▶ **WHAT THE TASK REQUIRES**: Your task is to gather the lines below that hold the string "content".

## Start

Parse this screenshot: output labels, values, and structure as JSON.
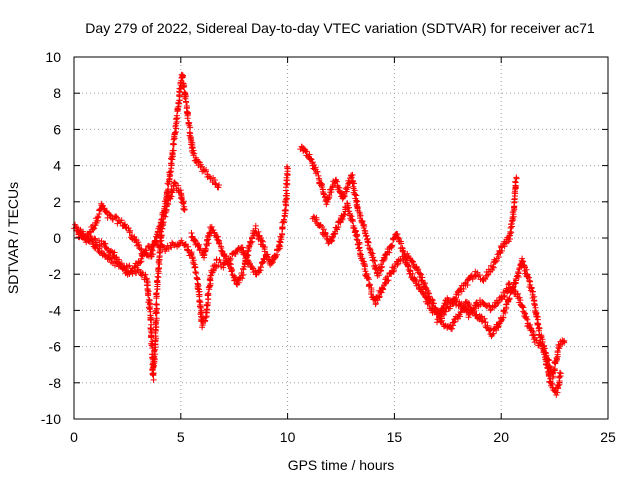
{
  "chart_data": {
    "type": "scatter",
    "title": "Day 279 of 2022, Sidereal Day-to-day VTEC variation (SDTVAR) for receiver ac71",
    "xlabel": "GPS time / hours",
    "ylabel": "SDTVAR / TECUs",
    "xlim": [
      0,
      25
    ],
    "ylim": [
      -10,
      10
    ],
    "xticks": [
      0,
      5,
      10,
      15,
      20,
      25
    ],
    "yticks": [
      -10,
      -8,
      -6,
      -4,
      -2,
      0,
      2,
      4,
      6,
      8,
      10
    ],
    "grid": true,
    "marker": "plus",
    "color": "#ff0000",
    "series": [
      {
        "name": "SDTVAR",
        "trace_segments": [
          [
            [
              0.0,
              0.6
            ],
            [
              0.3,
              0.3
            ],
            [
              0.6,
              0.1
            ],
            [
              1.0,
              0.8
            ],
            [
              1.3,
              1.8
            ],
            [
              1.6,
              1.2
            ],
            [
              2.0,
              1.0
            ],
            [
              2.4,
              0.7
            ],
            [
              2.8,
              0.0
            ],
            [
              3.2,
              -0.8
            ],
            [
              3.6,
              -1.0
            ],
            [
              4.0,
              0.5
            ],
            [
              4.3,
              2.0
            ],
            [
              4.6,
              4.5
            ],
            [
              4.9,
              7.5
            ],
            [
              5.05,
              9.1
            ],
            [
              5.2,
              8.0
            ],
            [
              5.4,
              6.0
            ],
            [
              5.6,
              4.5
            ],
            [
              6.0,
              3.8
            ],
            [
              6.5,
              3.2
            ],
            [
              6.8,
              2.8
            ]
          ],
          [
            [
              0.1,
              0.3
            ],
            [
              0.5,
              0.0
            ],
            [
              0.9,
              -0.3
            ],
            [
              1.3,
              -0.8
            ],
            [
              1.8,
              -1.3
            ],
            [
              2.4,
              -1.6
            ],
            [
              3.0,
              -1.8
            ],
            [
              3.4,
              -2.2
            ],
            [
              3.6,
              -4.5
            ],
            [
              3.7,
              -7.7
            ],
            [
              3.8,
              -6.0
            ],
            [
              3.9,
              -2.5
            ],
            [
              4.1,
              0.5
            ],
            [
              4.4,
              2.0
            ],
            [
              4.7,
              3.0
            ],
            [
              5.0,
              2.5
            ],
            [
              5.2,
              1.5
            ]
          ],
          [
            [
              0.2,
              0.4
            ],
            [
              0.6,
              0.0
            ],
            [
              1.0,
              -0.2
            ],
            [
              1.4,
              -0.4
            ],
            [
              1.8,
              -0.8
            ],
            [
              2.2,
              -1.5
            ],
            [
              2.6,
              -2.0
            ],
            [
              3.0,
              -1.4
            ],
            [
              3.4,
              -0.6
            ],
            [
              3.8,
              -0.3
            ],
            [
              4.2,
              -0.6
            ],
            [
              4.6,
              -0.4
            ],
            [
              5.0,
              -0.2
            ],
            [
              5.3,
              -0.5
            ],
            [
              5.6,
              -1.2
            ],
            [
              5.8,
              -2.5
            ],
            [
              6.0,
              -4.8
            ],
            [
              6.2,
              -4.2
            ],
            [
              6.4,
              -2.0
            ],
            [
              6.7,
              -1.3
            ],
            [
              7.0,
              -1.5
            ],
            [
              7.4,
              -1.0
            ],
            [
              7.8,
              -0.5
            ],
            [
              8.2,
              -1.5
            ],
            [
              8.6,
              -2.0
            ],
            [
              9.0,
              -1.0
            ]
          ],
          [
            [
              5.5,
              0.2
            ],
            [
              5.8,
              -0.4
            ],
            [
              6.1,
              -1.0
            ],
            [
              6.4,
              0.5
            ],
            [
              6.7,
              0.0
            ],
            [
              7.0,
              -0.8
            ],
            [
              7.3,
              -1.5
            ],
            [
              7.6,
              -2.6
            ],
            [
              7.9,
              -2.0
            ],
            [
              8.2,
              -0.5
            ],
            [
              8.5,
              0.5
            ],
            [
              8.8,
              -0.3
            ],
            [
              9.2,
              -1.5
            ],
            [
              9.6,
              -0.5
            ],
            [
              9.9,
              1.5
            ],
            [
              10.0,
              4.0
            ]
          ],
          [
            [
              10.6,
              5.0
            ],
            [
              11.0,
              4.5
            ],
            [
              11.4,
              3.5
            ],
            [
              11.8,
              2.0
            ],
            [
              12.2,
              3.2
            ],
            [
              12.6,
              2.2
            ],
            [
              13.0,
              3.4
            ],
            [
              13.3,
              1.5
            ],
            [
              13.6,
              0.5
            ],
            [
              13.9,
              -0.8
            ],
            [
              14.2,
              -2.0
            ],
            [
              14.5,
              -1.3
            ],
            [
              14.8,
              -0.5
            ],
            [
              15.1,
              0.2
            ],
            [
              15.4,
              -0.6
            ],
            [
              15.7,
              -1.8
            ],
            [
              16.0,
              -2.5
            ],
            [
              16.4,
              -3.2
            ],
            [
              16.8,
              -4.0
            ],
            [
              17.2,
              -4.2
            ],
            [
              17.6,
              -3.8
            ],
            [
              18.0,
              -3.0
            ],
            [
              18.4,
              -2.5
            ],
            [
              18.8,
              -2.0
            ],
            [
              19.2,
              -2.2
            ],
            [
              19.6,
              -1.6
            ],
            [
              20.0,
              -0.6
            ],
            [
              20.4,
              0.0
            ],
            [
              20.6,
              1.5
            ],
            [
              20.7,
              3.4
            ]
          ],
          [
            [
              11.2,
              1.2
            ],
            [
              11.6,
              0.5
            ],
            [
              12.0,
              -0.3
            ],
            [
              12.4,
              0.8
            ],
            [
              12.8,
              1.8
            ],
            [
              13.2,
              0.2
            ],
            [
              13.5,
              -1.2
            ],
            [
              13.8,
              -2.5
            ],
            [
              14.1,
              -3.6
            ],
            [
              14.4,
              -2.8
            ],
            [
              14.8,
              -2.0
            ],
            [
              15.2,
              -1.2
            ],
            [
              15.6,
              -1.0
            ],
            [
              16.0,
              -1.6
            ],
            [
              16.4,
              -2.6
            ],
            [
              16.8,
              -3.6
            ],
            [
              17.2,
              -4.6
            ],
            [
              17.6,
              -5.0
            ],
            [
              18.0,
              -4.3
            ],
            [
              18.4,
              -3.6
            ],
            [
              18.8,
              -4.2
            ],
            [
              19.2,
              -4.6
            ],
            [
              19.6,
              -5.3
            ],
            [
              20.0,
              -4.5
            ],
            [
              20.4,
              -3.2
            ],
            [
              20.8,
              -2.0
            ],
            [
              21.0,
              -1.2
            ],
            [
              21.2,
              -2.0
            ],
            [
              21.5,
              -3.2
            ],
            [
              21.8,
              -5.2
            ],
            [
              22.1,
              -6.5
            ],
            [
              22.4,
              -7.6
            ],
            [
              22.7,
              -6.0
            ],
            [
              23.0,
              -5.6
            ]
          ],
          [
            [
              17.0,
              -4.5
            ],
            [
              17.5,
              -3.3
            ],
            [
              18.0,
              -3.6
            ],
            [
              18.5,
              -4.2
            ],
            [
              19.0,
              -3.5
            ],
            [
              19.5,
              -3.9
            ],
            [
              20.0,
              -3.4
            ],
            [
              20.4,
              -2.6
            ],
            [
              20.8,
              -3.2
            ],
            [
              21.2,
              -4.6
            ],
            [
              21.6,
              -5.6
            ],
            [
              22.0,
              -6.2
            ],
            [
              22.3,
              -8.0
            ],
            [
              22.6,
              -8.5
            ],
            [
              22.8,
              -7.4
            ]
          ]
        ]
      }
    ]
  }
}
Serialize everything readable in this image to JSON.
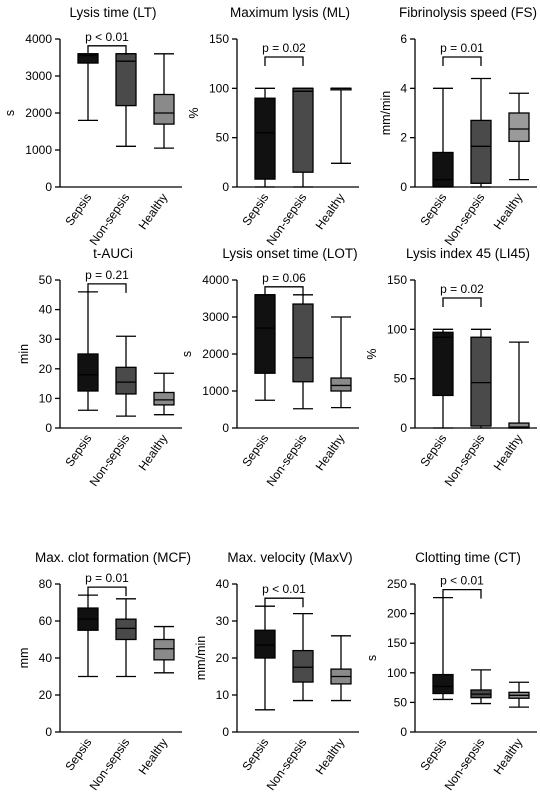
{
  "chart_data": [
    {
      "type": "box",
      "title": "Lysis time (LT)",
      "ylabel": "s",
      "ylim": [
        0,
        4000
      ],
      "yticks": [
        0,
        1000,
        2000,
        3000,
        4000
      ],
      "categories": [
        "Sepsis",
        "Non-sepsis",
        "Healthy"
      ],
      "colors": [
        "#111111",
        "#4a4a4a",
        "#8a8a8a"
      ],
      "boxes": [
        {
          "min": 1800,
          "q1": 3350,
          "median": 3550,
          "q3": 3600,
          "max": 3600
        },
        {
          "min": 1100,
          "q1": 2200,
          "median": 3400,
          "q3": 3600,
          "max": 3600
        },
        {
          "min": 1050,
          "q1": 1700,
          "median": 2000,
          "q3": 2500,
          "max": 3600
        }
      ],
      "comparison": {
        "from": 0,
        "to": 1,
        "label": "p < 0.01"
      }
    },
    {
      "type": "box",
      "title": "Maximum lysis (ML)",
      "ylabel": "%",
      "ylim": [
        0,
        150
      ],
      "yticks": [
        0,
        50,
        100,
        150
      ],
      "categories": [
        "Sepsis",
        "Non-sepsis",
        "Healthy"
      ],
      "colors": [
        "#111111",
        "#4a4a4a",
        "#8a8a8a"
      ],
      "boxes": [
        {
          "min": 0,
          "q1": 8,
          "median": 55,
          "q3": 90,
          "max": 100
        },
        {
          "min": 0,
          "q1": 15,
          "median": 97,
          "q3": 100,
          "max": 100
        },
        {
          "min": 24,
          "q1": 99,
          "median": 100,
          "q3": 100,
          "max": 100
        }
      ],
      "comparison": {
        "from": 0,
        "to": 1,
        "label": "p = 0.02"
      }
    },
    {
      "type": "box",
      "title": "Fibrinolysis speed (FS)",
      "ylabel": "mm/min",
      "ylim": [
        0,
        6
      ],
      "yticks": [
        0,
        2,
        4,
        6
      ],
      "categories": [
        "Sepsis",
        "Non-sepsis",
        "Healthy"
      ],
      "colors": [
        "#111111",
        "#4a4a4a",
        "#9a9a9a"
      ],
      "boxes": [
        {
          "min": 0,
          "q1": 0.02,
          "median": 0.3,
          "q3": 1.4,
          "max": 4.0
        },
        {
          "min": 0,
          "q1": 0.15,
          "median": 1.65,
          "q3": 2.7,
          "max": 4.4
        },
        {
          "min": 0.3,
          "q1": 1.85,
          "median": 2.35,
          "q3": 3.0,
          "max": 3.8
        }
      ],
      "comparison": {
        "from": 0,
        "to": 1,
        "label": "p = 0.01"
      }
    },
    {
      "type": "box",
      "title": "t-AUCi",
      "ylabel": "min",
      "ylim": [
        0,
        50
      ],
      "yticks": [
        0,
        10,
        20,
        30,
        40,
        50
      ],
      "categories": [
        "Sepsis",
        "Non-sepsis",
        "Healthy"
      ],
      "colors": [
        "#111111",
        "#4a4a4a",
        "#8a8a8a"
      ],
      "boxes": [
        {
          "min": 6,
          "q1": 12.5,
          "median": 18,
          "q3": 25,
          "max": 46
        },
        {
          "min": 4,
          "q1": 11.5,
          "median": 15.5,
          "q3": 20.5,
          "max": 31
        },
        {
          "min": 4.5,
          "q1": 7.8,
          "median": 9.5,
          "q3": 12,
          "max": 18.5
        }
      ],
      "comparison": {
        "from": 0,
        "to": 1,
        "label": "p = 0.21"
      }
    },
    {
      "type": "box",
      "title": "Lysis onset time (LOT)",
      "ylabel": "s",
      "ylim": [
        0,
        4000
      ],
      "yticks": [
        0,
        1000,
        2000,
        3000,
        4000
      ],
      "categories": [
        "Sepsis",
        "Non-sepsis",
        "Healthy"
      ],
      "colors": [
        "#111111",
        "#4a4a4a",
        "#8a8a8a"
      ],
      "boxes": [
        {
          "min": 750,
          "q1": 1480,
          "median": 2700,
          "q3": 3600,
          "max": 3600
        },
        {
          "min": 520,
          "q1": 1250,
          "median": 1900,
          "q3": 3350,
          "max": 3600
        },
        {
          "min": 550,
          "q1": 1000,
          "median": 1150,
          "q3": 1350,
          "max": 3000
        }
      ],
      "comparison": {
        "from": 0,
        "to": 1,
        "label": "p = 0.06"
      }
    },
    {
      "type": "box",
      "title": "Lysis index 45 (LI45)",
      "ylabel": "%",
      "ylim": [
        0,
        150
      ],
      "yticks": [
        0,
        50,
        100,
        150
      ],
      "categories": [
        "Sepsis",
        "Non-sepsis",
        "Healthy"
      ],
      "colors": [
        "#111111",
        "#4a4a4a",
        "#8a8a8a"
      ],
      "boxes": [
        {
          "min": 0,
          "q1": 33,
          "median": 92,
          "q3": 97,
          "max": 100
        },
        {
          "min": 0,
          "q1": 2,
          "median": 46,
          "q3": 92,
          "max": 100
        },
        {
          "min": 0,
          "q1": 0,
          "median": 1,
          "q3": 5,
          "max": 87
        }
      ],
      "comparison": {
        "from": 0,
        "to": 1,
        "label": "p = 0.02"
      }
    },
    {
      "type": "box",
      "title": "Max. clot formation (MCF)",
      "ylabel": "mm",
      "ylim": [
        0,
        80
      ],
      "yticks": [
        0,
        20,
        40,
        60,
        80
      ],
      "categories": [
        "Sepsis",
        "Non-sepsis",
        "Healthy"
      ],
      "colors": [
        "#111111",
        "#4a4a4a",
        "#8a8a8a"
      ],
      "boxes": [
        {
          "min": 30,
          "q1": 55,
          "median": 61,
          "q3": 67,
          "max": 74
        },
        {
          "min": 30,
          "q1": 50,
          "median": 56,
          "q3": 61,
          "max": 72
        },
        {
          "min": 32,
          "q1": 39,
          "median": 45,
          "q3": 50,
          "max": 57
        }
      ],
      "comparison": {
        "from": 0,
        "to": 1,
        "label": "p = 0.01"
      }
    },
    {
      "type": "box",
      "title": "Max. velocity (MaxV)",
      "ylabel": "mm/min",
      "ylim": [
        0,
        40
      ],
      "yticks": [
        0,
        10,
        20,
        30,
        40
      ],
      "categories": [
        "Sepsis",
        "Non-sepsis",
        "Healthy"
      ],
      "colors": [
        "#111111",
        "#4a4a4a",
        "#8a8a8a"
      ],
      "boxes": [
        {
          "min": 6,
          "q1": 20,
          "median": 23.5,
          "q3": 27.5,
          "max": 34
        },
        {
          "min": 8.5,
          "q1": 13.5,
          "median": 17.5,
          "q3": 22,
          "max": 32
        },
        {
          "min": 8.5,
          "q1": 13,
          "median": 15,
          "q3": 17,
          "max": 26
        }
      ],
      "comparison": {
        "from": 0,
        "to": 1,
        "label": "p < 0.01"
      }
    },
    {
      "type": "box",
      "title": "Clotting time (CT)",
      "ylabel": "s",
      "ylim": [
        0,
        250
      ],
      "yticks": [
        0,
        50,
        100,
        150,
        200,
        250
      ],
      "categories": [
        "Sepsis",
        "Non-sepsis",
        "Healthy"
      ],
      "colors": [
        "#111111",
        "#4a4a4a",
        "#8a8a8a"
      ],
      "boxes": [
        {
          "min": 55,
          "q1": 65,
          "median": 77,
          "q3": 97,
          "max": 227
        },
        {
          "min": 48,
          "q1": 58,
          "median": 64,
          "q3": 71,
          "max": 105
        },
        {
          "min": 42,
          "q1": 57,
          "median": 62,
          "q3": 67,
          "max": 84
        }
      ],
      "comparison": {
        "from": 0,
        "to": 1,
        "label": "p < 0.01"
      }
    }
  ]
}
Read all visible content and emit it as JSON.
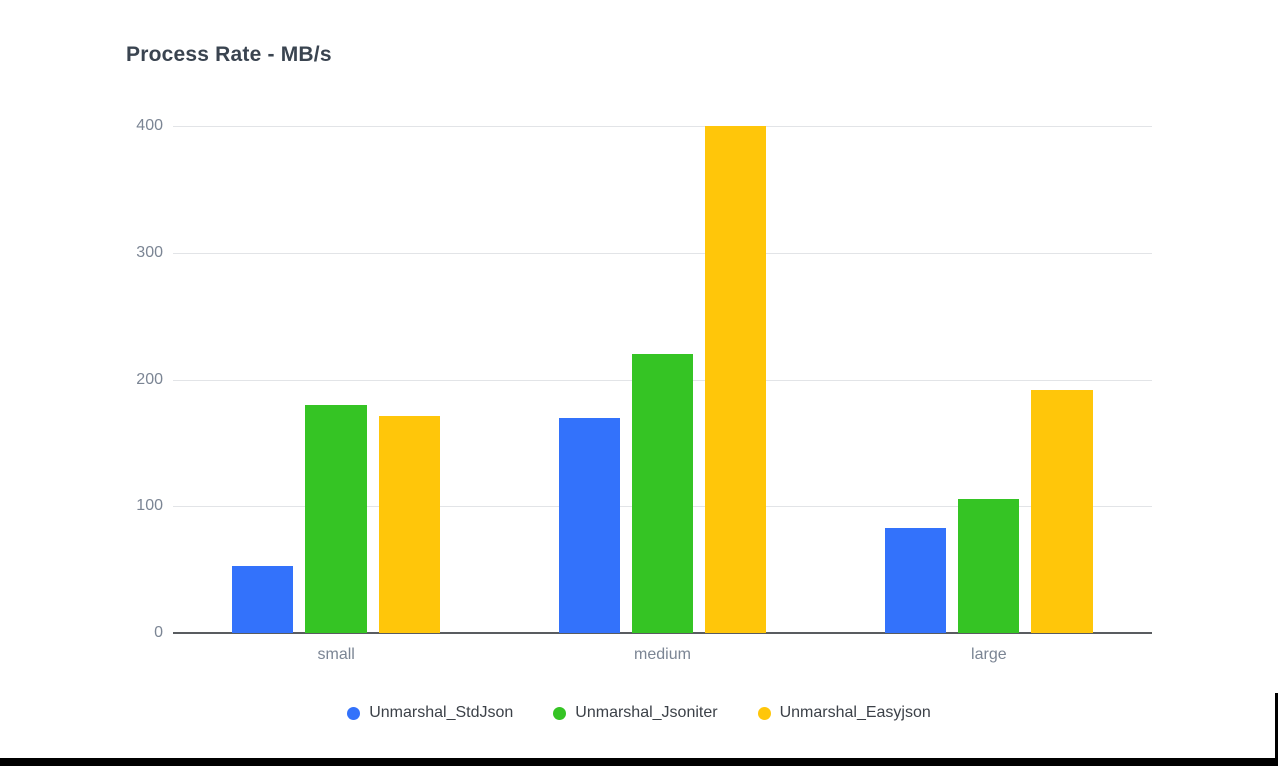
{
  "title": "Process Rate - MB/s",
  "chart_data": {
    "type": "bar",
    "title": "Process Rate - MB/s",
    "xlabel": "",
    "ylabel": "MB/s",
    "categories": [
      "small",
      "medium",
      "large"
    ],
    "series": [
      {
        "name": "Unmarshal_StdJson",
        "color": "#3372fb",
        "values": [
          53,
          170,
          83
        ]
      },
      {
        "name": "Unmarshal_Jsoniter",
        "color": "#35c424",
        "values": [
          180,
          220,
          106
        ]
      },
      {
        "name": "Unmarshal_Easyjson",
        "color": "#ffc60a",
        "values": [
          171,
          400,
          192
        ]
      }
    ],
    "ylim": [
      0,
      400
    ],
    "yticks": [
      0,
      100,
      200,
      300,
      400
    ],
    "grid": true,
    "legend_position": "bottom"
  },
  "colors": {
    "title_text": "#3a4450",
    "axis_label_text": "#7b8594",
    "legend_text": "#3c4148",
    "gridline": "#e2e4e7",
    "baseline": "#595c60",
    "background": "#ffffff",
    "screen_edge": "#000000"
  }
}
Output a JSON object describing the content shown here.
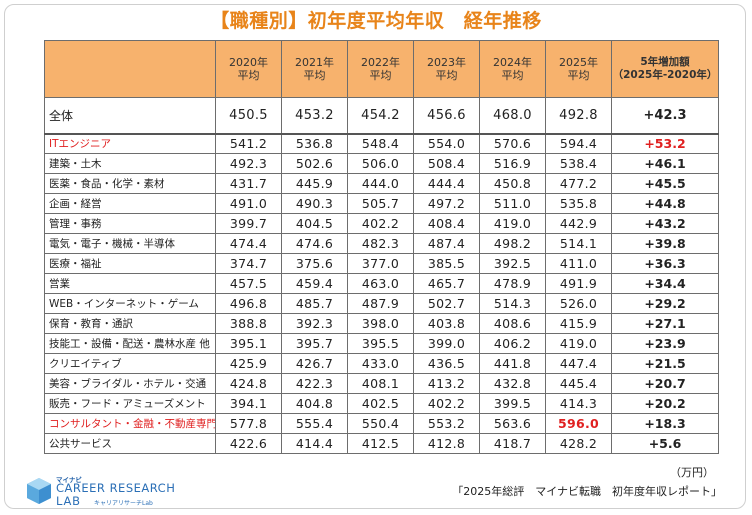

## End

▶ **EXPECTED ANSWER**:
Read all visible content and emit it as JSON.
Output a JSON object describing the content shown here.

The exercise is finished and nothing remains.